_EXERCISE TASK_
Provide an exact copy of the data, excluding the images.

_Extracted records_
<<<<
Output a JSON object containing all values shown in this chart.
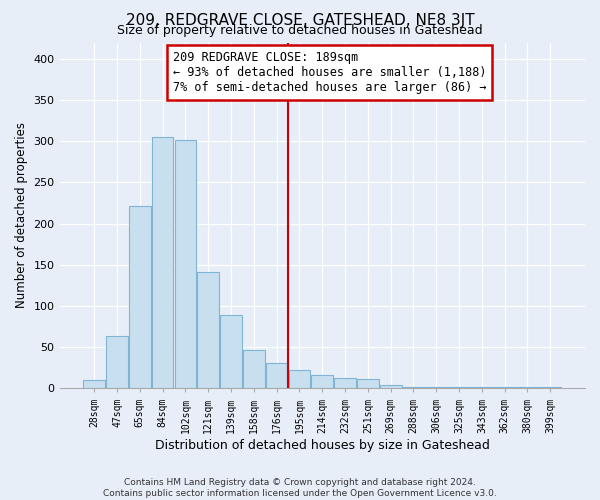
{
  "title": "209, REDGRAVE CLOSE, GATESHEAD, NE8 3JT",
  "subtitle": "Size of property relative to detached houses in Gateshead",
  "xlabel": "Distribution of detached houses by size in Gateshead",
  "ylabel": "Number of detached properties",
  "bar_labels": [
    "28sqm",
    "47sqm",
    "65sqm",
    "84sqm",
    "102sqm",
    "121sqm",
    "139sqm",
    "158sqm",
    "176sqm",
    "195sqm",
    "214sqm",
    "232sqm",
    "251sqm",
    "269sqm",
    "288sqm",
    "306sqm",
    "325sqm",
    "343sqm",
    "362sqm",
    "380sqm",
    "399sqm"
  ],
  "bar_values": [
    10,
    63,
    222,
    305,
    302,
    141,
    89,
    46,
    31,
    22,
    16,
    13,
    11,
    4,
    2,
    2,
    1,
    1,
    1,
    1,
    1
  ],
  "bar_color": "#c8dff0",
  "bar_edge_color": "#7fb4d4",
  "vline_x": 8.5,
  "vline_color": "#cc0000",
  "annotation_title": "209 REDGRAVE CLOSE: 189sqm",
  "annotation_line1": "← 93% of detached houses are smaller (1,188)",
  "annotation_line2": "7% of semi-detached houses are larger (86) →",
  "annotation_box_color": "#ffffff",
  "annotation_box_edge": "#cc0000",
  "footer_line1": "Contains HM Land Registry data © Crown copyright and database right 2024.",
  "footer_line2": "Contains public sector information licensed under the Open Government Licence v3.0.",
  "ylim": [
    0,
    420
  ],
  "yticks": [
    0,
    50,
    100,
    150,
    200,
    250,
    300,
    350,
    400
  ],
  "background_color": "#e8eef8"
}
>>>>
_THE RESPONSE_
Output a JSON object containing all values shown in this chart.
{
  "title": "209, REDGRAVE CLOSE, GATESHEAD, NE8 3JT",
  "subtitle": "Size of property relative to detached houses in Gateshead",
  "xlabel": "Distribution of detached houses by size in Gateshead",
  "ylabel": "Number of detached properties",
  "bar_labels": [
    "28sqm",
    "47sqm",
    "65sqm",
    "84sqm",
    "102sqm",
    "121sqm",
    "139sqm",
    "158sqm",
    "176sqm",
    "195sqm",
    "214sqm",
    "232sqm",
    "251sqm",
    "269sqm",
    "288sqm",
    "306sqm",
    "325sqm",
    "343sqm",
    "362sqm",
    "380sqm",
    "399sqm"
  ],
  "bar_values": [
    10,
    63,
    222,
    305,
    302,
    141,
    89,
    46,
    31,
    22,
    16,
    13,
    11,
    4,
    2,
    2,
    1,
    1,
    1,
    1,
    1
  ],
  "bar_color": "#c8dff0",
  "bar_edge_color": "#7fb4d4",
  "vline_x": 8.5,
  "vline_color": "#cc0000",
  "annotation_title": "209 REDGRAVE CLOSE: 189sqm",
  "annotation_line1": "← 93% of detached houses are smaller (1,188)",
  "annotation_line2": "7% of semi-detached houses are larger (86) →",
  "annotation_box_color": "#ffffff",
  "annotation_box_edge": "#cc0000",
  "footer_line1": "Contains HM Land Registry data © Crown copyright and database right 2024.",
  "footer_line2": "Contains public sector information licensed under the Open Government Licence v3.0.",
  "ylim": [
    0,
    420
  ],
  "yticks": [
    0,
    50,
    100,
    150,
    200,
    250,
    300,
    350,
    400
  ],
  "background_color": "#e8eef8"
}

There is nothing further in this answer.